======== Dataset excerpts ========

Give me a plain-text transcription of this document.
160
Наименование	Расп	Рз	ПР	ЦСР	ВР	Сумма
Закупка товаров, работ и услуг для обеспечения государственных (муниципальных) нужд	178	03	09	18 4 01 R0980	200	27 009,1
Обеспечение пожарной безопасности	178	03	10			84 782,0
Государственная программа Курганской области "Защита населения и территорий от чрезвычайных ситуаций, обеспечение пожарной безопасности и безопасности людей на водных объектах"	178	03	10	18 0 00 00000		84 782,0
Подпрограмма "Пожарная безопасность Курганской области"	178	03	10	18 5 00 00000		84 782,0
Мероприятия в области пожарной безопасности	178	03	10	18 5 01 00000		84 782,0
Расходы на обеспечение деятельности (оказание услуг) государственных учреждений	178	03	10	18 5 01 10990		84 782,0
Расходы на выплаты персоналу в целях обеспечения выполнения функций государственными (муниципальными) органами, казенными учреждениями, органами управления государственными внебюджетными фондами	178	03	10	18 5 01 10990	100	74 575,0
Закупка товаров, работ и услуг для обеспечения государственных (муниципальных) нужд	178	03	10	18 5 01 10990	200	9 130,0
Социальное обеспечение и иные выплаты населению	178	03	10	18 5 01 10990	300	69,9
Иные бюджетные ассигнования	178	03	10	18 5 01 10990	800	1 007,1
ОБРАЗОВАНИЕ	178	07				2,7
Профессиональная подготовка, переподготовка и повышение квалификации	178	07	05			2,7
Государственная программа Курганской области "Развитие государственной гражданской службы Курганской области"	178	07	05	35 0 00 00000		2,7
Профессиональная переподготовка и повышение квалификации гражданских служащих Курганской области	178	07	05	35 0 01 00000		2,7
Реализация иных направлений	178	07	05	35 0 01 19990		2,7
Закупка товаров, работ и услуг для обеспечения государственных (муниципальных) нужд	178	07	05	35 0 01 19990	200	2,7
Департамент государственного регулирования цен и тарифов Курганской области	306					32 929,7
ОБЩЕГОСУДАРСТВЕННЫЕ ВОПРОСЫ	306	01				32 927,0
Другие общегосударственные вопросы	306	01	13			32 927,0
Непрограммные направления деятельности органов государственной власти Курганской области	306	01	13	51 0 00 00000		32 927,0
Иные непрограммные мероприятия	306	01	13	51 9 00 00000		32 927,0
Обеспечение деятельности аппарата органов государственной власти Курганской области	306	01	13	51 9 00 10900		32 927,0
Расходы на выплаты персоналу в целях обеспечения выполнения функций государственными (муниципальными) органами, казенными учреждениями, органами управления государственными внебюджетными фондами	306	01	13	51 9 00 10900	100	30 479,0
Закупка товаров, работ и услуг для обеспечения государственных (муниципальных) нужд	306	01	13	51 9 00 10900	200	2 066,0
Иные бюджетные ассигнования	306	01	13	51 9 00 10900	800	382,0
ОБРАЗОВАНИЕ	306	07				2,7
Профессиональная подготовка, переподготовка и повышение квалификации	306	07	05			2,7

========

**Exercise aim:** Copy all the records above precisely.

**Result for this task:**
Give me a plain-text transcription of this document.
160
Наименование	Расп	Рз	ПР	ЦСР	ВР	Сумма
Закупка товаров, работ и услуг для обеспечения государственных (муниципальных) нужд	178	03	09	18 4 01 R0980	200	27 009,1
Обеспечение пожарной безопасности	178	03	10			84 782,0
Государственная программа Курганской области "Защита населения и территорий от чрезвычайных ситуаций, обеспечение пожарной безопасности и безопасности людей на водных объектах"	178	03	10	18 0 00 00000		84 782,0
Подпрограмма "Пожарная безопасность Курганской области"	178	03	10	18 5 00 00000		84 782,0
Мероприятия в области пожарной безопасности	178	03	10	18 5 01 00000		84 782,0
Расходы на обеспечение деятельности (оказание услуг) государственных учреждений	178	03	10	18 5 01 10990		84 782,0
Расходы на выплаты персоналу в целях обеспечения выполнения функций государственными (муниципальными) органами, казенными учреждениями, органами управления государственными внебюджетными фондами	178	03	10	18 5 01 10990	100	74 575,0
Закупка товаров, работ и услуг для обеспечения государственных (муниципальных) нужд	178	03	10	18 5 01 10990	200	9 130,0
Социальное обеспечение и иные выплаты населению	178	03	10	18 5 01 10990	300	69,9
Иные бюджетные ассигнования	178	03	10	18 5 01 10990	800	1 007,1
ОБРАЗОВАНИЕ	178	07				2,7
Профессиональная подготовка, переподготовка и повышение квалификации	178	07	05			2,7
Государственная программа Курганской области "Развитие государственной гражданской службы Курганской области"	178	07	05	35 0 00 00000		2,7
Профессиональная переподготовка и повышение квалификации гражданских служащих Курганской области	178	07	05	35 0 01 00000		2,7
Реализация иных направлений	178	07	05	35 0 01 19990		2,7
Закупка товаров, работ и услуг для обеспечения государственных (муниципальных) нужд	178	07	05	35 0 01 19990	200	2,7
Департамент государственного регулирования цен и тарифов Курганской области	306					32 929,7
ОБЩЕГОСУДАРСТВЕННЫЕ ВОПРОСЫ	306	01				32 927,0
Другие общегосударственные вопросы	306	01	13			32 927,0
Непрограммные направления деятельности органов государственной власти Курганской области	306	01	13	51 0 00 00000		32 927,0
Иные непрограммные мероприятия	306	01	13	51 9 00 00000		32 927,0
Обеспечение деятельности аппарата органов государственной власти Курганской области	306	01	13	51 9 00 10900		32 927,0
Расходы на выплаты персоналу в целях обеспечения выполнения функций государственными (муниципальными) органами, казенными учреждениями, органами управления государственными внебюджетными фондами	306	01	13	51 9 00 10900	100	30 479,0
Закупка товаров, работ и услуг для обеспечения государственных (муниципальных) нужд	306	01	13	51 9 00 10900	200	2 066,0
Иные бюджетные ассигнования	306	01	13	51 9 00 10900	800	382,0
ОБРАЗОВАНИЕ	306	07				2,7
Профессиональная подготовка, переподготовка и повышение квалификации	306	07	05			2,7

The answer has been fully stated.